**Brief**
Locate each line containing the string "JSON" and copy it out.

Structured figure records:
.....

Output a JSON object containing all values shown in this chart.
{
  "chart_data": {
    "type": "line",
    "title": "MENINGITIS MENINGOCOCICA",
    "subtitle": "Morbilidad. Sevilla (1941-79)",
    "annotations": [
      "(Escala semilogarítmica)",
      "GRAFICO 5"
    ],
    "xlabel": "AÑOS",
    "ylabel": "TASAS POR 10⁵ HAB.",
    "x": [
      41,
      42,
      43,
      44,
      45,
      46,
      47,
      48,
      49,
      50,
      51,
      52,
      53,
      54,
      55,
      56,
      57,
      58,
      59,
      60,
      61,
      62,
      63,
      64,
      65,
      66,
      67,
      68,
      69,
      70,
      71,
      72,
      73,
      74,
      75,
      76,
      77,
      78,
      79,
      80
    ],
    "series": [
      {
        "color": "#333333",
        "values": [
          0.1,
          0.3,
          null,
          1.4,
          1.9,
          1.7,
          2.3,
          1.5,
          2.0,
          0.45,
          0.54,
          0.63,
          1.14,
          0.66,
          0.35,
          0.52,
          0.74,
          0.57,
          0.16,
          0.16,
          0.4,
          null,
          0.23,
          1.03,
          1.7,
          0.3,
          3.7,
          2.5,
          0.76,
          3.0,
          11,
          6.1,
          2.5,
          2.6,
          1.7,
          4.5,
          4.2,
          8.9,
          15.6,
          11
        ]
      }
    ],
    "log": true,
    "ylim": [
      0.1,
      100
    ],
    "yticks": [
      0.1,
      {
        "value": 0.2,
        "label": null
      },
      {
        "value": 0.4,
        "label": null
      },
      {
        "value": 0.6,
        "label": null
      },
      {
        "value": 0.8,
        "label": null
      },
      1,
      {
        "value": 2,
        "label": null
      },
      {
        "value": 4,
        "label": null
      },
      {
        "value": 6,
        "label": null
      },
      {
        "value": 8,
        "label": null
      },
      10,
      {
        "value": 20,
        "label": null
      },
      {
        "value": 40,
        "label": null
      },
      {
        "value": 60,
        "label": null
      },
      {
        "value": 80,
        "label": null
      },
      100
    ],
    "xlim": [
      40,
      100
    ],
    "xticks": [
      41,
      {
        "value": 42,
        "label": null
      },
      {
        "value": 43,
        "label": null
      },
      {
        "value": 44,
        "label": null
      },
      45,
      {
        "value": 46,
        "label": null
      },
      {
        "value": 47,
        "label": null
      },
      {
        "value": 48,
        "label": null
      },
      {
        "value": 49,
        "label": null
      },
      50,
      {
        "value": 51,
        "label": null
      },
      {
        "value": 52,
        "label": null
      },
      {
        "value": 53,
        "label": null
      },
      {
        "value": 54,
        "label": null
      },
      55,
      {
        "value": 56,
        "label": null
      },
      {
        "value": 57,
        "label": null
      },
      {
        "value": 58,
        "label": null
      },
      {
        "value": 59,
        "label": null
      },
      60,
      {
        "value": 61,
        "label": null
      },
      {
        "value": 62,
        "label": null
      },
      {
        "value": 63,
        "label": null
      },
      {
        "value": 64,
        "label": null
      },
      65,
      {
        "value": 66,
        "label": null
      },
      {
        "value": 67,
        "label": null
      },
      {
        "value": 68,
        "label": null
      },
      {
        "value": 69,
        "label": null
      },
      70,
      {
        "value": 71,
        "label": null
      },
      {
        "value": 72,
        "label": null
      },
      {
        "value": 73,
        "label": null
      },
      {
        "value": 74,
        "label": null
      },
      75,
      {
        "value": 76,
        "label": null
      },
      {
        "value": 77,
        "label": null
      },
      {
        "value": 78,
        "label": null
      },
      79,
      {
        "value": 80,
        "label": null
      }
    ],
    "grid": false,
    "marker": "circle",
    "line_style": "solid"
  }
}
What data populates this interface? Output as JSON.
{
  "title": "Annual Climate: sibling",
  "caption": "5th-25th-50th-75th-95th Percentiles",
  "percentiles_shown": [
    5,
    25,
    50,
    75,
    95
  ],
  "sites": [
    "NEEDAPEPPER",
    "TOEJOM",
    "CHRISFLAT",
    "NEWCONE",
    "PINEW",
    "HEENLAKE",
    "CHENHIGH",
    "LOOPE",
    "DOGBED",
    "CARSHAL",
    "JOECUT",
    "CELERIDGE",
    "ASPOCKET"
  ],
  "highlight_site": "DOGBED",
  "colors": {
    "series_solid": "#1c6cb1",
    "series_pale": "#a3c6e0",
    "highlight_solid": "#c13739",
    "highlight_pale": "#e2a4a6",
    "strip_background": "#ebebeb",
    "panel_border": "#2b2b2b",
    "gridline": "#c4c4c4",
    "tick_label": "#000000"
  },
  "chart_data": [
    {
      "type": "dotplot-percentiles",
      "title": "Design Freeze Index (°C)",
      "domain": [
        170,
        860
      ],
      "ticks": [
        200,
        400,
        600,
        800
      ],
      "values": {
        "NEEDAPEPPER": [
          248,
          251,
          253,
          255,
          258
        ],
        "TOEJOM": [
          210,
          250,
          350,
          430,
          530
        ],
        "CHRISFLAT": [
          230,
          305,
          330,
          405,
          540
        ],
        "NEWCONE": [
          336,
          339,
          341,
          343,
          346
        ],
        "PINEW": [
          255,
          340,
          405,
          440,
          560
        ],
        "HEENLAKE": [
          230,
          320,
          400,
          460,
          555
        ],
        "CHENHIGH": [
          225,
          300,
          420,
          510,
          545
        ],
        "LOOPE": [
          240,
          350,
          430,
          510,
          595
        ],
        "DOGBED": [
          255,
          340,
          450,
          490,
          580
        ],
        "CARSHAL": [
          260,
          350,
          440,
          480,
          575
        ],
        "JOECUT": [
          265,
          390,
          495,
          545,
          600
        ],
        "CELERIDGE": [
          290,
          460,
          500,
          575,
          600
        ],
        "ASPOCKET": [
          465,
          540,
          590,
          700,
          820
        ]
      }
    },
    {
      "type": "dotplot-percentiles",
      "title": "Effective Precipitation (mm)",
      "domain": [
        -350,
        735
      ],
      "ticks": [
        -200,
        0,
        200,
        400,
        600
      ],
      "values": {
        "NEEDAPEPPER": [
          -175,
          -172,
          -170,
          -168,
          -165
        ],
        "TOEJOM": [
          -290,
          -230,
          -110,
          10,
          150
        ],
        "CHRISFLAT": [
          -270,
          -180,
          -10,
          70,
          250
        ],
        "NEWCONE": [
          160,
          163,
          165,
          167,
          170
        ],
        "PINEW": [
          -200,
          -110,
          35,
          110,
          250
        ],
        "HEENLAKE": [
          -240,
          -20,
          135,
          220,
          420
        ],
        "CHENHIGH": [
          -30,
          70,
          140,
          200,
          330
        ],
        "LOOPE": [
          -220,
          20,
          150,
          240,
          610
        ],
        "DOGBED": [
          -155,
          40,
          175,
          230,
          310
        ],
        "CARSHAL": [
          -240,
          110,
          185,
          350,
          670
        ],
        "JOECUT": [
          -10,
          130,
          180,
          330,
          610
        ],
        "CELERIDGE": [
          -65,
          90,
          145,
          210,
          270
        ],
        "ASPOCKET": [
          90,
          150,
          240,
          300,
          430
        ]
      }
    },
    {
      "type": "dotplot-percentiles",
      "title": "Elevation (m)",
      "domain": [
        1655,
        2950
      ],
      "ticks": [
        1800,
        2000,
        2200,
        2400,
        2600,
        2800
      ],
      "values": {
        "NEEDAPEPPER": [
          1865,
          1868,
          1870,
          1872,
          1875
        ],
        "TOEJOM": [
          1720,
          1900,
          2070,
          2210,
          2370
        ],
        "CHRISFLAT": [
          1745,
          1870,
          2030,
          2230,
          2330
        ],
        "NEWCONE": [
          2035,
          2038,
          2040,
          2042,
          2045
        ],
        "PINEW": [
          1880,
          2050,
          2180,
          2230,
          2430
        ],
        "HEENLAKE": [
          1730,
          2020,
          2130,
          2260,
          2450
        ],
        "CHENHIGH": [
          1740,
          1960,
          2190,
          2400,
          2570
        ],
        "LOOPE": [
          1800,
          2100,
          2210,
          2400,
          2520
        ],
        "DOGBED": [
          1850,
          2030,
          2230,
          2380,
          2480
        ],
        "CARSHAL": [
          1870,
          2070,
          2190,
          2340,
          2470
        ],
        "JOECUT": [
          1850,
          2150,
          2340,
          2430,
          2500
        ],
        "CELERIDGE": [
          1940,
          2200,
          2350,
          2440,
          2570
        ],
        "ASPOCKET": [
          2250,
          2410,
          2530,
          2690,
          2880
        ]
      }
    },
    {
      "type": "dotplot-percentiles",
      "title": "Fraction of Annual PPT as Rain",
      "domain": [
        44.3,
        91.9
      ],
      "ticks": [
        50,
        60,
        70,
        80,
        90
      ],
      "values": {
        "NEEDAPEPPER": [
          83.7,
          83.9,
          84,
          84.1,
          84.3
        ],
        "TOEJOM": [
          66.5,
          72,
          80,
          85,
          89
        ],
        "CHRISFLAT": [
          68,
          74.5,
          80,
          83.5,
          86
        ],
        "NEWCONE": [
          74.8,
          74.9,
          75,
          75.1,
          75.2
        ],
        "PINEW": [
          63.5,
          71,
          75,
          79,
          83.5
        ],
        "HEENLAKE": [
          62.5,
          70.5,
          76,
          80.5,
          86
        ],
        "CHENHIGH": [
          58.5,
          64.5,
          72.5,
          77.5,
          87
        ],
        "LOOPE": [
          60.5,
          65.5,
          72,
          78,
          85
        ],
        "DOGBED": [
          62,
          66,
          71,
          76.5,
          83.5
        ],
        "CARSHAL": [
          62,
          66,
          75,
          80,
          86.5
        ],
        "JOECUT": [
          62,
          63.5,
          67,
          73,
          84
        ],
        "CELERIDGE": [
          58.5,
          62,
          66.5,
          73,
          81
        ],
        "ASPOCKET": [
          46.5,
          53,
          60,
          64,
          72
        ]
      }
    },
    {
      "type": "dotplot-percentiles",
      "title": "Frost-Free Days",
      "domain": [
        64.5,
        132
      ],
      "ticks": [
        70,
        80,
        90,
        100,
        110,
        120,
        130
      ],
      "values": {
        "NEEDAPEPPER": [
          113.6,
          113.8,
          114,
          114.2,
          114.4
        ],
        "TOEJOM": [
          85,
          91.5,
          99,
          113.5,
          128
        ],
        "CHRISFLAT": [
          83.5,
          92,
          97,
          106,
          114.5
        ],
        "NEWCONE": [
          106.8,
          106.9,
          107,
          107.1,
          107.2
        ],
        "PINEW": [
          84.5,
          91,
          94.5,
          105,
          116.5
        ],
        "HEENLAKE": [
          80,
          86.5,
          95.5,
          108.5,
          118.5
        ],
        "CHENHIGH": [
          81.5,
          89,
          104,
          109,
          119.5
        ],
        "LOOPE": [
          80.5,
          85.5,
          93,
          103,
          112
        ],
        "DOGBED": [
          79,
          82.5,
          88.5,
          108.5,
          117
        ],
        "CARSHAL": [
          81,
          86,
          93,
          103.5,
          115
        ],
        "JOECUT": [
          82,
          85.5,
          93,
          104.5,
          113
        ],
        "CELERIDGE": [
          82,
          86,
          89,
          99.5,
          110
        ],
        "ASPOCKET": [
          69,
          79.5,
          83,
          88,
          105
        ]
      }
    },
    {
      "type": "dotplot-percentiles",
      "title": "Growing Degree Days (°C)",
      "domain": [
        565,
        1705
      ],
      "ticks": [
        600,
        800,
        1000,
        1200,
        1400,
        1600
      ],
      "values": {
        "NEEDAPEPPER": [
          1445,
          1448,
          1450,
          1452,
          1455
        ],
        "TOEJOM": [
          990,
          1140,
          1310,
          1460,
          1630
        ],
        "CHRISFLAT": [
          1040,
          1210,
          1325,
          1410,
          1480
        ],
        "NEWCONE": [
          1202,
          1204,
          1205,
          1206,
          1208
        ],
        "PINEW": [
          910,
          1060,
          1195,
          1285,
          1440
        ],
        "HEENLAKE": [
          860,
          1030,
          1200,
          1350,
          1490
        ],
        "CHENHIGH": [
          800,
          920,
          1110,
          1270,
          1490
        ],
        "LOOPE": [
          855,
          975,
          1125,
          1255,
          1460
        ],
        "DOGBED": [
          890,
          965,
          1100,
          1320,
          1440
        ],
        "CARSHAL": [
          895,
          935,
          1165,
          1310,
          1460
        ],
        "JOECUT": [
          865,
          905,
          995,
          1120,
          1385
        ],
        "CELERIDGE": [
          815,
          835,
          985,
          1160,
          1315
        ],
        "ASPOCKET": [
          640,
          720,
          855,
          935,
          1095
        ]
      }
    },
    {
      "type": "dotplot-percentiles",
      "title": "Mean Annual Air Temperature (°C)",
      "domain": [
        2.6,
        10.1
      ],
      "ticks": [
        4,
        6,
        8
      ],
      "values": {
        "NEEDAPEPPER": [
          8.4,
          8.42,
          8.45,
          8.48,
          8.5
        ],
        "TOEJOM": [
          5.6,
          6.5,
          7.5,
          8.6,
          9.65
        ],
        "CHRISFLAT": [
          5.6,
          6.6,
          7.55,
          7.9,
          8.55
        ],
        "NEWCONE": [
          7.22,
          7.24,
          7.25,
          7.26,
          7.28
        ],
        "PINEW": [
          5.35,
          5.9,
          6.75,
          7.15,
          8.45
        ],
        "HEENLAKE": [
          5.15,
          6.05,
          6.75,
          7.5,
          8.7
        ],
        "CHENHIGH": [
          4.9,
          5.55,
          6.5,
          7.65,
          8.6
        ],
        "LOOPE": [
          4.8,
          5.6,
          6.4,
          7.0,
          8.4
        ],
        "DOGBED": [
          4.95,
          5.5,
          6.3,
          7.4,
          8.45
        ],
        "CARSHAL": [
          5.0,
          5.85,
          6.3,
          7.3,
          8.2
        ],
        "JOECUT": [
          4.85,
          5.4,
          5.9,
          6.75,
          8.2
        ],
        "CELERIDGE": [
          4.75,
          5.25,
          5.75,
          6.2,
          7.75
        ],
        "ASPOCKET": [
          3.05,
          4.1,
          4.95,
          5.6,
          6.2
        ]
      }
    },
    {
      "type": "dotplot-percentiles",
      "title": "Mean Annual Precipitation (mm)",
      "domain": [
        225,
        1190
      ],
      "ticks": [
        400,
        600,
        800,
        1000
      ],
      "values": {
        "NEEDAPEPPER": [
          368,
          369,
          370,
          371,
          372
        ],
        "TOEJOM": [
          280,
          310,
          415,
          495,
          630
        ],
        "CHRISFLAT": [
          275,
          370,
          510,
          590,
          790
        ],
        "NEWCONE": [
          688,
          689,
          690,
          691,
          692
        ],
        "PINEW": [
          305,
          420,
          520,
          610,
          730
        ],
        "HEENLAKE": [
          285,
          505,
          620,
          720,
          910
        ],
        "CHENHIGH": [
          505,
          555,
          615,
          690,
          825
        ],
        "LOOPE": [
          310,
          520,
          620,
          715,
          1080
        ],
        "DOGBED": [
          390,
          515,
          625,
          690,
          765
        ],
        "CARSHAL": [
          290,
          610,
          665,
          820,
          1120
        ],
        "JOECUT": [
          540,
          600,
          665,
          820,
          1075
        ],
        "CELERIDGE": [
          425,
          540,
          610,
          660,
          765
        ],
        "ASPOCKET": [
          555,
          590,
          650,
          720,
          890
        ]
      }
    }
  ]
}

.....

**Solved exercise**
Output a JSON object containing all values shown in this chart.
What data populates this interface? Output as JSON.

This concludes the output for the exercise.